Dataset content:
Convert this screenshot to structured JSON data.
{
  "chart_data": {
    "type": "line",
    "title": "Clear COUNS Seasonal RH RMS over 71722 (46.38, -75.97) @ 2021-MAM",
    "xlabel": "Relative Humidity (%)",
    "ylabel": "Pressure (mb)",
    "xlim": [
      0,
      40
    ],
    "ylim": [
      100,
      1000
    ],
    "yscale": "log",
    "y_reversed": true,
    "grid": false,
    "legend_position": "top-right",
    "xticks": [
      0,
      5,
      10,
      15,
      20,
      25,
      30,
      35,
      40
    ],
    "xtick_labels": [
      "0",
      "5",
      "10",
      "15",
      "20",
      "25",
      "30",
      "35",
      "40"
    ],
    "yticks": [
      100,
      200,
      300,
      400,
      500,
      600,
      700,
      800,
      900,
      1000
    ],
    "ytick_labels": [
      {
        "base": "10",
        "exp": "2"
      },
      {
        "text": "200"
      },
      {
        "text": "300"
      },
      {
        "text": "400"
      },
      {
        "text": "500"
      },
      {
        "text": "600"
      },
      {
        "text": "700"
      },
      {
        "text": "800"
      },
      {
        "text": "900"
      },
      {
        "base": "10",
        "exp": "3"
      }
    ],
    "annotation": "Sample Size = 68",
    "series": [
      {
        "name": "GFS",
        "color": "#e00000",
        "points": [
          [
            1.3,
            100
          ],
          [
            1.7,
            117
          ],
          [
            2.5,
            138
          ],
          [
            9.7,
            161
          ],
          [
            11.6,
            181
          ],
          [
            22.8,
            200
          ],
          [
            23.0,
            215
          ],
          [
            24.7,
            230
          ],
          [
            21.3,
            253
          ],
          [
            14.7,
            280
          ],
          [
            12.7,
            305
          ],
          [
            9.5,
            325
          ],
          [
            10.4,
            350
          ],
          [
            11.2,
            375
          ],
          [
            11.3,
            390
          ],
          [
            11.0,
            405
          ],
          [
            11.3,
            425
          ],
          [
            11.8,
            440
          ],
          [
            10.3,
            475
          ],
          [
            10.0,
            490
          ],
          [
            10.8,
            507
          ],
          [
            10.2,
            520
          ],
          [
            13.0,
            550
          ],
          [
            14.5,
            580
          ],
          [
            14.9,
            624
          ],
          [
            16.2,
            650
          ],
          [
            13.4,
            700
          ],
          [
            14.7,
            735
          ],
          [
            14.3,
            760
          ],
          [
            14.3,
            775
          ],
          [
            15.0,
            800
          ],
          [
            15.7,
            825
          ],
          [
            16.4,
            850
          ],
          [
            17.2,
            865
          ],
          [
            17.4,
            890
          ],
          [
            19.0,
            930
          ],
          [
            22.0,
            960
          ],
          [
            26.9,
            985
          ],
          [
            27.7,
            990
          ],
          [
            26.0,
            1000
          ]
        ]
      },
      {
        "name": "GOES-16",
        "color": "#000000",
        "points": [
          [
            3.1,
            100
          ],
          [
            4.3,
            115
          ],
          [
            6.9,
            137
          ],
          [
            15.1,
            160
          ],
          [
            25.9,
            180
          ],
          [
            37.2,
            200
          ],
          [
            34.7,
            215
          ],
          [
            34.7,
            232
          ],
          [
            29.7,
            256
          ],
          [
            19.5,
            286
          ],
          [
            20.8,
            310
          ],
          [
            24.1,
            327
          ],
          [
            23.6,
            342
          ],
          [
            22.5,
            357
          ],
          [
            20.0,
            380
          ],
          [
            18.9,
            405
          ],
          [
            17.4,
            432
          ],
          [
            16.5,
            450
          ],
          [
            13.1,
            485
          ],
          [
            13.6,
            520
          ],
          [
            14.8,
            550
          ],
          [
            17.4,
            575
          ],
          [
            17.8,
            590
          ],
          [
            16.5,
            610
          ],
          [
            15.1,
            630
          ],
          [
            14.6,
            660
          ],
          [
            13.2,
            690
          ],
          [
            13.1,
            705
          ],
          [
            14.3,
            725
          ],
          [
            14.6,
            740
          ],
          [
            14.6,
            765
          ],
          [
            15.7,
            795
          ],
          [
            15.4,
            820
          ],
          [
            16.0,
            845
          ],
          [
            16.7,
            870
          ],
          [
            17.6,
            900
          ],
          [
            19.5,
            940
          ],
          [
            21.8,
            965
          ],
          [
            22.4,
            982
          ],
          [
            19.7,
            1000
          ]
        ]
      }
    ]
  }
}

Your objective: Using the data above, print every record exactly as shown.

Finished answer:
Convert this screenshot to structured JSON data.
{
  "chart_data": {
    "type": "line",
    "title": "Clear COUNS Seasonal RH RMS over 71722 (46.38, -75.97) @ 2021-MAM",
    "xlabel": "Relative Humidity (%)",
    "ylabel": "Pressure (mb)",
    "xlim": [
      0,
      40
    ],
    "ylim": [
      100,
      1000
    ],
    "yscale": "log",
    "y_reversed": true,
    "grid": false,
    "legend_position": "top-right",
    "xticks": [
      0,
      5,
      10,
      15,
      20,
      25,
      30,
      35,
      40
    ],
    "xtick_labels": [
      "0",
      "5",
      "10",
      "15",
      "20",
      "25",
      "30",
      "35",
      "40"
    ],
    "yticks": [
      100,
      200,
      300,
      400,
      500,
      600,
      700,
      800,
      900,
      1000
    ],
    "ytick_labels": [
      {
        "base": "10",
        "exp": "2"
      },
      {
        "text": "200"
      },
      {
        "text": "300"
      },
      {
        "text": "400"
      },
      {
        "text": "500"
      },
      {
        "text": "600"
      },
      {
        "text": "700"
      },
      {
        "text": "800"
      },
      {
        "text": "900"
      },
      {
        "base": "10",
        "exp": "3"
      }
    ],
    "annotation": "Sample Size = 68",
    "series": [
      {
        "name": "GFS",
        "color": "#e00000",
        "points": [
          [
            1.3,
            100
          ],
          [
            1.7,
            117
          ],
          [
            2.5,
            138
          ],
          [
            9.7,
            161
          ],
          [
            11.6,
            181
          ],
          [
            22.8,
            200
          ],
          [
            23.0,
            215
          ],
          [
            24.7,
            230
          ],
          [
            21.3,
            253
          ],
          [
            14.7,
            280
          ],
          [
            12.7,
            305
          ],
          [
            9.5,
            325
          ],
          [
            10.4,
            350
          ],
          [
            11.2,
            375
          ],
          [
            11.3,
            390
          ],
          [
            11.0,
            405
          ],
          [
            11.3,
            425
          ],
          [
            11.8,
            440
          ],
          [
            10.3,
            475
          ],
          [
            10.0,
            490
          ],
          [
            10.8,
            507
          ],
          [
            10.2,
            520
          ],
          [
            13.0,
            550
          ],
          [
            14.5,
            580
          ],
          [
            14.9,
            624
          ],
          [
            16.2,
            650
          ],
          [
            13.4,
            700
          ],
          [
            14.7,
            735
          ],
          [
            14.3,
            760
          ],
          [
            14.3,
            775
          ],
          [
            15.0,
            800
          ],
          [
            15.7,
            825
          ],
          [
            16.4,
            850
          ],
          [
            17.2,
            865
          ],
          [
            17.4,
            890
          ],
          [
            19.0,
            930
          ],
          [
            22.0,
            960
          ],
          [
            26.9,
            985
          ],
          [
            27.7,
            990
          ],
          [
            26.0,
            1000
          ]
        ]
      },
      {
        "name": "GOES-16",
        "color": "#000000",
        "points": [
          [
            3.1,
            100
          ],
          [
            4.3,
            115
          ],
          [
            6.9,
            137
          ],
          [
            15.1,
            160
          ],
          [
            25.9,
            180
          ],
          [
            37.2,
            200
          ],
          [
            34.7,
            215
          ],
          [
            34.7,
            232
          ],
          [
            29.7,
            256
          ],
          [
            19.5,
            286
          ],
          [
            20.8,
            310
          ],
          [
            24.1,
            327
          ],
          [
            23.6,
            342
          ],
          [
            22.5,
            357
          ],
          [
            20.0,
            380
          ],
          [
            18.9,
            405
          ],
          [
            17.4,
            432
          ],
          [
            16.5,
            450
          ],
          [
            13.1,
            485
          ],
          [
            13.6,
            520
          ],
          [
            14.8,
            550
          ],
          [
            17.4,
            575
          ],
          [
            17.8,
            590
          ],
          [
            16.5,
            610
          ],
          [
            15.1,
            630
          ],
          [
            14.6,
            660
          ],
          [
            13.2,
            690
          ],
          [
            13.1,
            705
          ],
          [
            14.3,
            725
          ],
          [
            14.6,
            740
          ],
          [
            14.6,
            765
          ],
          [
            15.7,
            795
          ],
          [
            15.4,
            820
          ],
          [
            16.0,
            845
          ],
          [
            16.7,
            870
          ],
          [
            17.6,
            900
          ],
          [
            19.5,
            940
          ],
          [
            21.8,
            965
          ],
          [
            22.4,
            982
          ],
          [
            19.7,
            1000
          ]
        ]
      }
    ]
  }
}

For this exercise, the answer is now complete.